> WORK INSTRUCTIONS
Wherever "ismeretkörök" appears in a line, copy that line.

+++ MATERIAL PROVIDED

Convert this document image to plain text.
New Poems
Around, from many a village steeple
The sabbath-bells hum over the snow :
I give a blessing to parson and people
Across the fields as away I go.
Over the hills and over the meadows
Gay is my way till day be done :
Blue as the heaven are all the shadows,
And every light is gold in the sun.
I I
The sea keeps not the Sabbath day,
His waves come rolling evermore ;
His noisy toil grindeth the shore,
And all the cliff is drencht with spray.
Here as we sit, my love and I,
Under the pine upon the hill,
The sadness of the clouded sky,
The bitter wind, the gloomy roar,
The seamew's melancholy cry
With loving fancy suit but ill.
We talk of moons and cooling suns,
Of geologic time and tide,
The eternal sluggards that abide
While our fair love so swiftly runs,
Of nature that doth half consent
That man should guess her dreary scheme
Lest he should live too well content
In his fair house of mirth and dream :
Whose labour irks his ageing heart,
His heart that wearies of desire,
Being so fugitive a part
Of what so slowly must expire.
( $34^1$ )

++++++
+++ MATERIAL PROVIDED

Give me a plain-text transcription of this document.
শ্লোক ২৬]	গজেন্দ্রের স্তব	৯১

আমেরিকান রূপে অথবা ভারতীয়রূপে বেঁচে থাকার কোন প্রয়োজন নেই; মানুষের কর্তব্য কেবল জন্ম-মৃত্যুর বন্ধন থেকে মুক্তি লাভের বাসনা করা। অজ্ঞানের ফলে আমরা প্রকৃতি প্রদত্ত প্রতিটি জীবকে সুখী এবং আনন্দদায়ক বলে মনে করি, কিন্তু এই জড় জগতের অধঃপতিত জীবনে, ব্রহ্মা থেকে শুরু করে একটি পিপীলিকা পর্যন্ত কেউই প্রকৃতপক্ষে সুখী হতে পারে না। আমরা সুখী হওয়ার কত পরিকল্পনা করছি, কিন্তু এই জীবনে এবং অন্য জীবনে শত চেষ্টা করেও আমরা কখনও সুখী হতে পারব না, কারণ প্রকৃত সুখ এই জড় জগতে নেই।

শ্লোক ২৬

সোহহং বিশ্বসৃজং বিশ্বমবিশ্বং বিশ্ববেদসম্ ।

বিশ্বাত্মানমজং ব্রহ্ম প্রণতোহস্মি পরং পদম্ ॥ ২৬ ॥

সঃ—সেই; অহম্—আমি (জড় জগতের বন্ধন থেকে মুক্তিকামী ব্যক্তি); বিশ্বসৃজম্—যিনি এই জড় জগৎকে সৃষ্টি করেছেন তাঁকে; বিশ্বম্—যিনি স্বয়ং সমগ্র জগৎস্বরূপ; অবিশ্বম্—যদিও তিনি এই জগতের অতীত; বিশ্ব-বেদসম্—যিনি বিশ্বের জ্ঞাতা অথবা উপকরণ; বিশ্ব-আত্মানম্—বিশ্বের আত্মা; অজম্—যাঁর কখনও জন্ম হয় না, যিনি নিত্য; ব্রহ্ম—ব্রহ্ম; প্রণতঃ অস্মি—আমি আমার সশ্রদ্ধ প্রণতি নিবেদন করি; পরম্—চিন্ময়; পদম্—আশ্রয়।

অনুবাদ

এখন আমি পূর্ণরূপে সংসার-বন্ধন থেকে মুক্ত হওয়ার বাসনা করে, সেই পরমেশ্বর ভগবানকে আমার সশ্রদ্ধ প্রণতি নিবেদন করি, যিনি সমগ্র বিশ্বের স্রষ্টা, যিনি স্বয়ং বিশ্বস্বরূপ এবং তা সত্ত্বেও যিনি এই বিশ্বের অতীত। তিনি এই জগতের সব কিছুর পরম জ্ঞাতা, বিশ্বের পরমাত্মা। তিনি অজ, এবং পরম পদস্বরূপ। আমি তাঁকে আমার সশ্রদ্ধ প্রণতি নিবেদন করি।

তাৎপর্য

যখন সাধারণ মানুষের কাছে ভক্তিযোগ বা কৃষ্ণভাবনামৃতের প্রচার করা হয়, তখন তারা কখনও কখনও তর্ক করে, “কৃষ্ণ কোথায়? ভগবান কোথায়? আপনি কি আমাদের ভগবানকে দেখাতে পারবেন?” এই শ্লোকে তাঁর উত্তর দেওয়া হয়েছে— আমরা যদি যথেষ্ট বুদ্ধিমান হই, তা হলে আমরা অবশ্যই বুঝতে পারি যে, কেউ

++++++
+++ MATERIAL PROVIDED

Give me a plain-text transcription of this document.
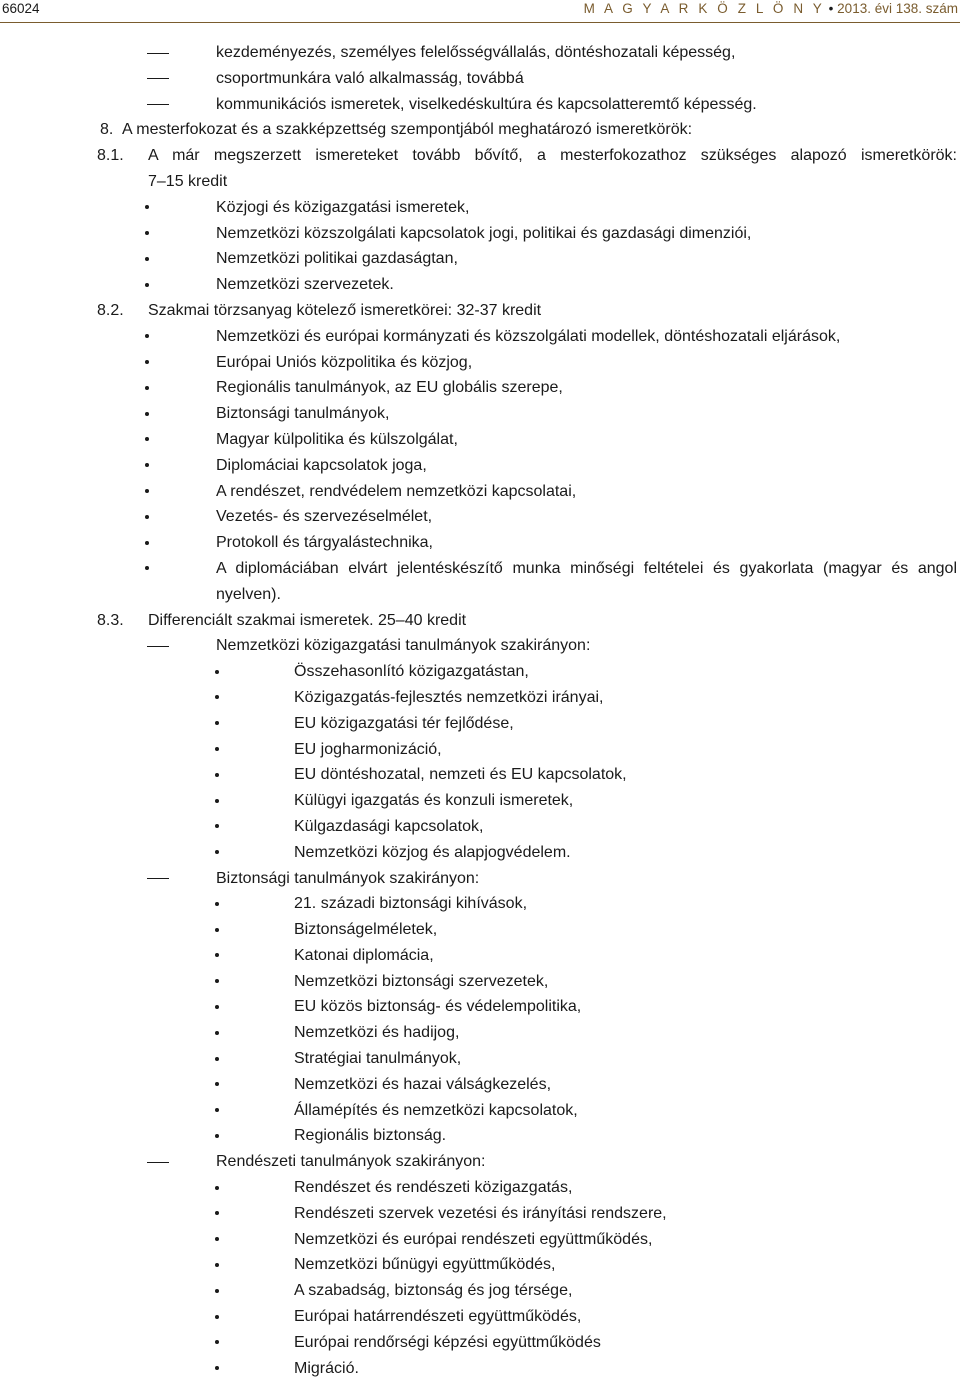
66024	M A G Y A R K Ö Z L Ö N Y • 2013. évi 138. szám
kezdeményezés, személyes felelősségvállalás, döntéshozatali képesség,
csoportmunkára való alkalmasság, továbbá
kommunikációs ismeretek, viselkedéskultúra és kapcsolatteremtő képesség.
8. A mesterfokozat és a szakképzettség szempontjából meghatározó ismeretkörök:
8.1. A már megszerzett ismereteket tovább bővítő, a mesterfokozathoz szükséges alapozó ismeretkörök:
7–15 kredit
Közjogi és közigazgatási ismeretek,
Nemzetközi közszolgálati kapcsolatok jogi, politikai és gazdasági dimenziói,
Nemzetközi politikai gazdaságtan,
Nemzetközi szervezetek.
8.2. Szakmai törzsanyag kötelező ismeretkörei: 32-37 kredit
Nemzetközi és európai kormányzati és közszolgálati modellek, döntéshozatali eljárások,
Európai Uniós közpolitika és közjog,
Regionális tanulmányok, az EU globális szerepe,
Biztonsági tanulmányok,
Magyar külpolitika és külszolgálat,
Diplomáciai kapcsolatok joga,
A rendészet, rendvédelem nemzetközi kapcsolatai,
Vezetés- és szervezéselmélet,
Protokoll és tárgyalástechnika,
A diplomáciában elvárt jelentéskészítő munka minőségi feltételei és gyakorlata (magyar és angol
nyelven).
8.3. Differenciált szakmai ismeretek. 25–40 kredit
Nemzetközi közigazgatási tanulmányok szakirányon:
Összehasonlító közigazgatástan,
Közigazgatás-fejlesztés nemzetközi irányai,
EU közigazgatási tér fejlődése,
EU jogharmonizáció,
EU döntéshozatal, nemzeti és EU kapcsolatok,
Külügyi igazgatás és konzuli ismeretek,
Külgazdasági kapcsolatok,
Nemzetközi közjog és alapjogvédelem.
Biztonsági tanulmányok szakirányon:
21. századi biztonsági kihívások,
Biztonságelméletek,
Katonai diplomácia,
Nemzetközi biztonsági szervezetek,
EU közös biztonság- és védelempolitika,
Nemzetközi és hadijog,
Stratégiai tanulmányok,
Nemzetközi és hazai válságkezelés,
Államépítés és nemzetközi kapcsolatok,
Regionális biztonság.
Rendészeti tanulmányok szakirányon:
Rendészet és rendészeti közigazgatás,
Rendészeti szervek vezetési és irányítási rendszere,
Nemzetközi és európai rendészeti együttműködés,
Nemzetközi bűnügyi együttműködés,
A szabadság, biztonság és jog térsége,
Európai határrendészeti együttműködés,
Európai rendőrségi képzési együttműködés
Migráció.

++++++

> WRITTEN ANSWER
8. A mesterfokozat és a szakképzettség szempontjából meghatározó ismeretkörök:
8.1. A már megszerzett ismereteket tovább bővítő, a mesterfokozathoz szükséges alapozó ismeretkörök:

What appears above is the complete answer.